> [WRITTEN PROBLEM]: Carry none of the pictures over; write out the complete data exactly.

> [Stored entries]:
▼

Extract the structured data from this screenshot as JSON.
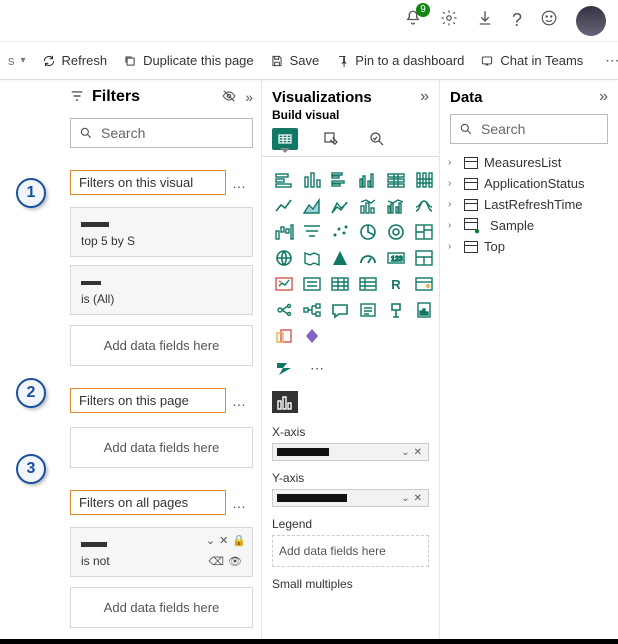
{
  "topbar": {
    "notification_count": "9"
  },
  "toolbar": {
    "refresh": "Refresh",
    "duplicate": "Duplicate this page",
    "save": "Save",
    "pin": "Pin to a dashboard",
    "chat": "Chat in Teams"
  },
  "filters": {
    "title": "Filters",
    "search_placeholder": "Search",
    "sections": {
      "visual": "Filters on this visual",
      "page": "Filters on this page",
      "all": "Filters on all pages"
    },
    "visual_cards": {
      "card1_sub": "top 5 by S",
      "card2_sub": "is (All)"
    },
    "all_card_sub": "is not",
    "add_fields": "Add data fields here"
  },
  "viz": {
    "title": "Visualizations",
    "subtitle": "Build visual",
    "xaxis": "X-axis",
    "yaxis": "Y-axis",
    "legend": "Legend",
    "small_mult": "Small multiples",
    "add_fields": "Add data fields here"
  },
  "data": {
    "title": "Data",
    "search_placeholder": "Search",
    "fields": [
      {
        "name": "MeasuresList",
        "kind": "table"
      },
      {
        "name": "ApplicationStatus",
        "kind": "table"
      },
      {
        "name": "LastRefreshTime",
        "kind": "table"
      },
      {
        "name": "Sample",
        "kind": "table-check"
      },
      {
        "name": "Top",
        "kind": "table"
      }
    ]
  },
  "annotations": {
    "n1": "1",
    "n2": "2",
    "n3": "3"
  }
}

▲

> [SOLUTION TO THE PROBLEM]:
Extract the structured data from this screenshot as JSON.
{
  "topbar": {
    "notification_count": "9"
  },
  "toolbar": {
    "refresh": "Refresh",
    "duplicate": "Duplicate this page",
    "save": "Save",
    "pin": "Pin to a dashboard",
    "chat": "Chat in Teams"
  },
  "filters": {
    "title": "Filters",
    "search_placeholder": "Search",
    "sections": {
      "visual": "Filters on this visual",
      "page": "Filters on this page",
      "all": "Filters on all pages"
    },
    "visual_cards": {
      "card1_sub": "top 5 by S",
      "card2_sub": "is (All)"
    },
    "all_card_sub": "is not",
    "add_fields": "Add data fields here"
  },
  "viz": {
    "title": "Visualizations",
    "subtitle": "Build visual",
    "xaxis": "X-axis",
    "yaxis": "Y-axis",
    "legend": "Legend",
    "small_mult": "Small multiples",
    "add_fields": "Add data fields here"
  },
  "data": {
    "title": "Data",
    "search_placeholder": "Search",
    "fields": [
      {
        "name": "MeasuresList",
        "kind": "table"
      },
      {
        "name": "ApplicationStatus",
        "kind": "table"
      },
      {
        "name": "LastRefreshTime",
        "kind": "table"
      },
      {
        "name": "Sample",
        "kind": "table-check"
      },
      {
        "name": "Top",
        "kind": "table"
      }
    ]
  },
  "annotations": {
    "n1": "1",
    "n2": "2",
    "n3": "3"
  }
}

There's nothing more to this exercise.